Direction ->
Count every line of the listing where the string "triangle" occurs, and reply with the count alone.

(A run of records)
## Begin
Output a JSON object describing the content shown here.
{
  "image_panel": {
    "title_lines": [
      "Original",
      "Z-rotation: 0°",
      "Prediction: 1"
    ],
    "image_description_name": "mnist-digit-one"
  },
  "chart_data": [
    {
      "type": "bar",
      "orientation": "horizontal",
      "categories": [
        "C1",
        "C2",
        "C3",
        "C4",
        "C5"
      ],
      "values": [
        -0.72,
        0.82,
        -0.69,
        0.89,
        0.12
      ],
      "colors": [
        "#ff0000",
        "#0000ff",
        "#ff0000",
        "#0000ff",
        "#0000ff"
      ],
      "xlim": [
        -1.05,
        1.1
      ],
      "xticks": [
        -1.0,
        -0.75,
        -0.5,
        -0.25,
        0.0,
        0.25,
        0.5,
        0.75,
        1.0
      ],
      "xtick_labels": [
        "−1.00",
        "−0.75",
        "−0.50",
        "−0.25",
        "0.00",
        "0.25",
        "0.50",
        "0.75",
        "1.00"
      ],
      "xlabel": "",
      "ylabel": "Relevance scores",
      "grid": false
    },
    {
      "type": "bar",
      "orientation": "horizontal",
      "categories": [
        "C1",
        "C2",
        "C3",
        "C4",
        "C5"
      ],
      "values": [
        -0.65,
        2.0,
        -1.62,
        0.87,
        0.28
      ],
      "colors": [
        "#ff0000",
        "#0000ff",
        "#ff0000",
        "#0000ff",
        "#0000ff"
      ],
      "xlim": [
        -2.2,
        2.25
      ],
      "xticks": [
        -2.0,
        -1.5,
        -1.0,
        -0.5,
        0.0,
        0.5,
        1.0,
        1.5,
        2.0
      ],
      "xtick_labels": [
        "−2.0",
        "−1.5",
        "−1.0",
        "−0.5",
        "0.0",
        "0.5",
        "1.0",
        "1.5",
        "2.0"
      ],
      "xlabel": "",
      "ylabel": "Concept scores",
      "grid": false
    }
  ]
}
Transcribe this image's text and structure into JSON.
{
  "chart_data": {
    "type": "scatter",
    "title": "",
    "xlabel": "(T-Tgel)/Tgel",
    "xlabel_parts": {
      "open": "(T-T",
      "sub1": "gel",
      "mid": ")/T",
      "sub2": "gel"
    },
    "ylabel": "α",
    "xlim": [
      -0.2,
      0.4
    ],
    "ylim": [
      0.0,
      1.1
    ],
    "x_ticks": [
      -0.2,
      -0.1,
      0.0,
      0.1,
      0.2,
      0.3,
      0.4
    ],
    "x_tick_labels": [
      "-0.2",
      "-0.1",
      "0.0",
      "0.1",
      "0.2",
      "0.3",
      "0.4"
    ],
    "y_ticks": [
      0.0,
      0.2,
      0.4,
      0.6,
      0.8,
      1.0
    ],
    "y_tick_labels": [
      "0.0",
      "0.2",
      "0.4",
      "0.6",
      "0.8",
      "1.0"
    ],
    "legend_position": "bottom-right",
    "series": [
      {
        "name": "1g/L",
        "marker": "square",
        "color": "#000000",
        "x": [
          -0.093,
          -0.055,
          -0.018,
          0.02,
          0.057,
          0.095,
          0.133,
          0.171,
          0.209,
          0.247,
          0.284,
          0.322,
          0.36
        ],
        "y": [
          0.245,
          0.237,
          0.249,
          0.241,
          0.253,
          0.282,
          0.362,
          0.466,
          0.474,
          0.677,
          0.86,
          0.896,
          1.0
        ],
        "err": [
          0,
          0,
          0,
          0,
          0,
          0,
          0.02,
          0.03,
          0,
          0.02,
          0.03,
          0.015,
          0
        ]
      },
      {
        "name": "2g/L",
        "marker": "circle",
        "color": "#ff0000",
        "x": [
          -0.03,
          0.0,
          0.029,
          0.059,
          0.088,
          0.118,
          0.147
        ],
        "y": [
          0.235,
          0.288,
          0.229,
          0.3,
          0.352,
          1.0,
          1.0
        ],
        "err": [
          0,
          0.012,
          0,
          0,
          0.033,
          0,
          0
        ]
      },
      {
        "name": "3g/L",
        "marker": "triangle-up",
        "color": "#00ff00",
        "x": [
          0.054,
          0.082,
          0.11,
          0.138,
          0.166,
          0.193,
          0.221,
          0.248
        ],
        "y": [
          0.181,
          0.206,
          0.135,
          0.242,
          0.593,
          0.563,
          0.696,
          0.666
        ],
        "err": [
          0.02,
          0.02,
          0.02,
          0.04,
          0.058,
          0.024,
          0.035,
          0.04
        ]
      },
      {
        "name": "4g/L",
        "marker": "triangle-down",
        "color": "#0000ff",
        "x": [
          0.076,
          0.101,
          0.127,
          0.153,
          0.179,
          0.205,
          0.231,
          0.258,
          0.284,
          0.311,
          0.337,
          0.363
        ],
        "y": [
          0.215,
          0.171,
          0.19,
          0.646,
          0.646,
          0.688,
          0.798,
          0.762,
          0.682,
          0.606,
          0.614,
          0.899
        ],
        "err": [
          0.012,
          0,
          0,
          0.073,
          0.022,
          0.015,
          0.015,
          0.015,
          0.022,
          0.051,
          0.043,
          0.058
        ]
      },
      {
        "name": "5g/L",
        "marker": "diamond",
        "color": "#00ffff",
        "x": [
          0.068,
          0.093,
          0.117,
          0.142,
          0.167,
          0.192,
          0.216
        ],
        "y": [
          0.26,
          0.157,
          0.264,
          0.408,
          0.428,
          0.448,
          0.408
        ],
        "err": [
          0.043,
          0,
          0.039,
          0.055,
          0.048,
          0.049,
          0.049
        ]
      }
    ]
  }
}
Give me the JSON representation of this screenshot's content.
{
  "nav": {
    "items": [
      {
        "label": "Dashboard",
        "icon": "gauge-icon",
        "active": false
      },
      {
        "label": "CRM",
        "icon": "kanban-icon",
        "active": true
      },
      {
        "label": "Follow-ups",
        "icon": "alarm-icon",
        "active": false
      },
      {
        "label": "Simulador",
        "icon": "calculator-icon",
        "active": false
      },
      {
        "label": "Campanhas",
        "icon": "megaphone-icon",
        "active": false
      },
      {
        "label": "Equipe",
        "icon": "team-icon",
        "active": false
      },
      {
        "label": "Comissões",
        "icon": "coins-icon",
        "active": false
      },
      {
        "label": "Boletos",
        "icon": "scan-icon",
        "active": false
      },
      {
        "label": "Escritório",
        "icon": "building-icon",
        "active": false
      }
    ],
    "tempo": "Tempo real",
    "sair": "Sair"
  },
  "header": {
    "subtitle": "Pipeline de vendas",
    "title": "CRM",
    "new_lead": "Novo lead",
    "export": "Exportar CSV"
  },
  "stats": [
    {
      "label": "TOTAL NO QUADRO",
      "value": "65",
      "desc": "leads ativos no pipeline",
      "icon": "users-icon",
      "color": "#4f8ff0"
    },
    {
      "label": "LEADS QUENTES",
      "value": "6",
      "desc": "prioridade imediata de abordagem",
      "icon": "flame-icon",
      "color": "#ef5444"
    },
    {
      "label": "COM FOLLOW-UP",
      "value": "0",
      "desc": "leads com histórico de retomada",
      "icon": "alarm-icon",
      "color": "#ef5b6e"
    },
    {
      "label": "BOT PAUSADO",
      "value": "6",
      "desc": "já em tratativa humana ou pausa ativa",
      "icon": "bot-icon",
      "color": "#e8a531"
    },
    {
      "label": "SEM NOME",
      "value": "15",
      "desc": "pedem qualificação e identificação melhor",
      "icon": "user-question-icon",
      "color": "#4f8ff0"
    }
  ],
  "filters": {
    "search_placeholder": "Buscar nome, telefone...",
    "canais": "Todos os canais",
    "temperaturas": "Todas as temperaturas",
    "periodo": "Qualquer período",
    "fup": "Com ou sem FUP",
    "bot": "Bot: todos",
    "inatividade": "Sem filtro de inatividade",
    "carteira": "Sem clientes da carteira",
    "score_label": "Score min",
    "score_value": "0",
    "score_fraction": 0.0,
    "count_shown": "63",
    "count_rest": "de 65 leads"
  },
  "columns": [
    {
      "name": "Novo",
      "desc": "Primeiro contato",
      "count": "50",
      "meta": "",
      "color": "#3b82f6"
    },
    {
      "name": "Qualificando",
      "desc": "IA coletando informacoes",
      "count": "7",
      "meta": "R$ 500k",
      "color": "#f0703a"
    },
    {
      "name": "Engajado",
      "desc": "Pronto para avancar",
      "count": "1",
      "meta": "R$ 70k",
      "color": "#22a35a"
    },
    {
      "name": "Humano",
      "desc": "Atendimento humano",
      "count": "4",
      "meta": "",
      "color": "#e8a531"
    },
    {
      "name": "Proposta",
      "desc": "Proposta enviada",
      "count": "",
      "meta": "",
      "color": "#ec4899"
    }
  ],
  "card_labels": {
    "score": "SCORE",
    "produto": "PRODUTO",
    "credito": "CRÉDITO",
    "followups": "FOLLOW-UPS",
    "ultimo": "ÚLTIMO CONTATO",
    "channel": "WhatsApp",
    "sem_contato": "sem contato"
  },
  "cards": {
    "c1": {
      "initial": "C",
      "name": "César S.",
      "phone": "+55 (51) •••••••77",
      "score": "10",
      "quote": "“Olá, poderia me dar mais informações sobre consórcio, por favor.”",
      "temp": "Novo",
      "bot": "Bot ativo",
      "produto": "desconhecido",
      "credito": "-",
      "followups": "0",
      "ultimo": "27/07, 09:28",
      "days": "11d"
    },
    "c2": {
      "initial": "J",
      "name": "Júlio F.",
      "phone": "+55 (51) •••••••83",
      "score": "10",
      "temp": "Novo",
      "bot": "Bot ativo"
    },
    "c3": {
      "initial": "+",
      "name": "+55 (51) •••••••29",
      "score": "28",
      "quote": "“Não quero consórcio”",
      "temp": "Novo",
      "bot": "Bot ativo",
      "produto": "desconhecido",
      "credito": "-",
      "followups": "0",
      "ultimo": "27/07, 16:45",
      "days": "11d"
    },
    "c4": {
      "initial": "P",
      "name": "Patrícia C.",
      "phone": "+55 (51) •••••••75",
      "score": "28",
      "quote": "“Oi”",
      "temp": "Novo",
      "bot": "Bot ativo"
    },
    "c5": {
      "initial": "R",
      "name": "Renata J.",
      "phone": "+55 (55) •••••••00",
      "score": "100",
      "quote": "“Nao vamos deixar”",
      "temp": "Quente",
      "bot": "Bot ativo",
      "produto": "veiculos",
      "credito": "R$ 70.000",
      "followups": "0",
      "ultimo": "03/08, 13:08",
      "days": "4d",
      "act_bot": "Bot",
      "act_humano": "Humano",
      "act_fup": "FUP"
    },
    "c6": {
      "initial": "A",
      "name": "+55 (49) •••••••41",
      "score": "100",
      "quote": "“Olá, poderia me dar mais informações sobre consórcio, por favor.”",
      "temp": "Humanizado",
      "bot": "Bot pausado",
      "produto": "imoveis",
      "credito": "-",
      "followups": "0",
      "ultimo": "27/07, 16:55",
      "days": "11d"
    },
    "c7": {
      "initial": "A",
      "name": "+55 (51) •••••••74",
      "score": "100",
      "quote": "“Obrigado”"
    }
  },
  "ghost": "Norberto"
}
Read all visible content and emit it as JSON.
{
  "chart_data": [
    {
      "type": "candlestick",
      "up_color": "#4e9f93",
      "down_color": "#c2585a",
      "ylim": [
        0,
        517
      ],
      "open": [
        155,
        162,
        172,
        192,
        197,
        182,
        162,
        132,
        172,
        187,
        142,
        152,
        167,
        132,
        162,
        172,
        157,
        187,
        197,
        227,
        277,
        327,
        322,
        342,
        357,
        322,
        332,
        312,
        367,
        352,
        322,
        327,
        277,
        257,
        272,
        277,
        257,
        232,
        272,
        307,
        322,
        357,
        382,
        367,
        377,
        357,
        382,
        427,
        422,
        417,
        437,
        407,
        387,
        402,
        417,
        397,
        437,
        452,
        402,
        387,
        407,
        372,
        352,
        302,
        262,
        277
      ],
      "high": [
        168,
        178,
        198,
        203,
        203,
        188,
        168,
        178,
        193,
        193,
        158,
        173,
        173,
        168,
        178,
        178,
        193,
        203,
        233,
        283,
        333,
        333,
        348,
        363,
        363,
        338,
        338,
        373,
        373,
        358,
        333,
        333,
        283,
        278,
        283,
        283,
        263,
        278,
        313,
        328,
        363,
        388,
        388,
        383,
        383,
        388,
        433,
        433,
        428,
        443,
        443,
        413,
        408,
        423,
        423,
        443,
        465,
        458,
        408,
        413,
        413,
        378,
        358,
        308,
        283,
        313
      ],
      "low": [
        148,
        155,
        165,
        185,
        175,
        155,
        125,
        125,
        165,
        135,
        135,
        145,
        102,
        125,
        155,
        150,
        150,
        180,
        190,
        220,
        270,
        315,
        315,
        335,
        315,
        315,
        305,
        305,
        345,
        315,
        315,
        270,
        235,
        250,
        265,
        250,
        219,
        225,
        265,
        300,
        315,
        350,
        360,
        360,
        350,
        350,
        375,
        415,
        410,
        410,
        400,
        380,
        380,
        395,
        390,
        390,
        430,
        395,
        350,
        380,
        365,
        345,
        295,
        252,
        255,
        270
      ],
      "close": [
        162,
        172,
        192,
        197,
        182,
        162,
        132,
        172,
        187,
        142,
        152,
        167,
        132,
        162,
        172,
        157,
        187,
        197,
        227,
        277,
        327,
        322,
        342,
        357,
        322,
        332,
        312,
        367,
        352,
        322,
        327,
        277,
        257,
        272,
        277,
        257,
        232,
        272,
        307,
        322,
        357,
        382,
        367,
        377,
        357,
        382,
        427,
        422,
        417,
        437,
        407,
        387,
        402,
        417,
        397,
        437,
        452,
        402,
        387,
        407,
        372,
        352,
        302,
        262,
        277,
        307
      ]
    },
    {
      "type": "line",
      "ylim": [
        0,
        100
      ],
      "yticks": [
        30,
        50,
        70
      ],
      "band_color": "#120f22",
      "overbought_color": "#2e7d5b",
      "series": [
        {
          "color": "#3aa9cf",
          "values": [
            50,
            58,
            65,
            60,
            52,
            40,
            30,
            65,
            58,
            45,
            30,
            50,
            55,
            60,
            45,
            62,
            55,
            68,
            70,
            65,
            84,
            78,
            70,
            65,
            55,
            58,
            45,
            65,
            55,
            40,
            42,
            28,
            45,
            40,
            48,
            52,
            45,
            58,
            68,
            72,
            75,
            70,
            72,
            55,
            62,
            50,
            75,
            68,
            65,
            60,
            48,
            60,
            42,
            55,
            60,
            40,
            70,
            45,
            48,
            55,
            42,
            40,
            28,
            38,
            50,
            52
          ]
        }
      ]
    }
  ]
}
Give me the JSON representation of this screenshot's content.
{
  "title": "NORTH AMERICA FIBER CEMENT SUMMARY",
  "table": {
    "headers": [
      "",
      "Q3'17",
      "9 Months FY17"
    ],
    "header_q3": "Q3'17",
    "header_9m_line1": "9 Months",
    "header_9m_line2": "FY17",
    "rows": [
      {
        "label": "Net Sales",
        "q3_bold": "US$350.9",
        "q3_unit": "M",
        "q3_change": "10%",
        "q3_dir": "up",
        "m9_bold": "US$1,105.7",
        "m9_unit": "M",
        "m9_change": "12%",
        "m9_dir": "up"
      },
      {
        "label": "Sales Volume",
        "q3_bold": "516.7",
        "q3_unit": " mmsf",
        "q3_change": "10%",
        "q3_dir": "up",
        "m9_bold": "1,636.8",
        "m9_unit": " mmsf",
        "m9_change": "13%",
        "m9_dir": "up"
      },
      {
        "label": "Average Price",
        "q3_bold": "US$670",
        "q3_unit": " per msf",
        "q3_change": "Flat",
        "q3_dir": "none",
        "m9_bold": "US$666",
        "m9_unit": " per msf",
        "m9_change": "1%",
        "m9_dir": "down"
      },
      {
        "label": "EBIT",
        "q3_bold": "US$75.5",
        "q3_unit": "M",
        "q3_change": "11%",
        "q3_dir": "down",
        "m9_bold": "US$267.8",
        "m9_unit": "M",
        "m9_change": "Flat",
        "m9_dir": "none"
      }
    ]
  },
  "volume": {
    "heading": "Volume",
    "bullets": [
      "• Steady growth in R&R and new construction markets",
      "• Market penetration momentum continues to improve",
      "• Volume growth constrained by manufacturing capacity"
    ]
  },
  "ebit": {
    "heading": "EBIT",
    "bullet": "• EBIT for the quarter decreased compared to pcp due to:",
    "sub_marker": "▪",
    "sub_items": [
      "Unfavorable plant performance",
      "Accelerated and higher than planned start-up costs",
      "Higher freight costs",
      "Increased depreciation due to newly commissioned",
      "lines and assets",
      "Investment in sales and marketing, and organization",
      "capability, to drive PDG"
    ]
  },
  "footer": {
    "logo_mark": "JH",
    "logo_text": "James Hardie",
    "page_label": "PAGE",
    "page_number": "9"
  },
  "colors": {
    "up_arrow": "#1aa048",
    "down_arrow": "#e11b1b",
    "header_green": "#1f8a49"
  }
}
## End
Final result ->
2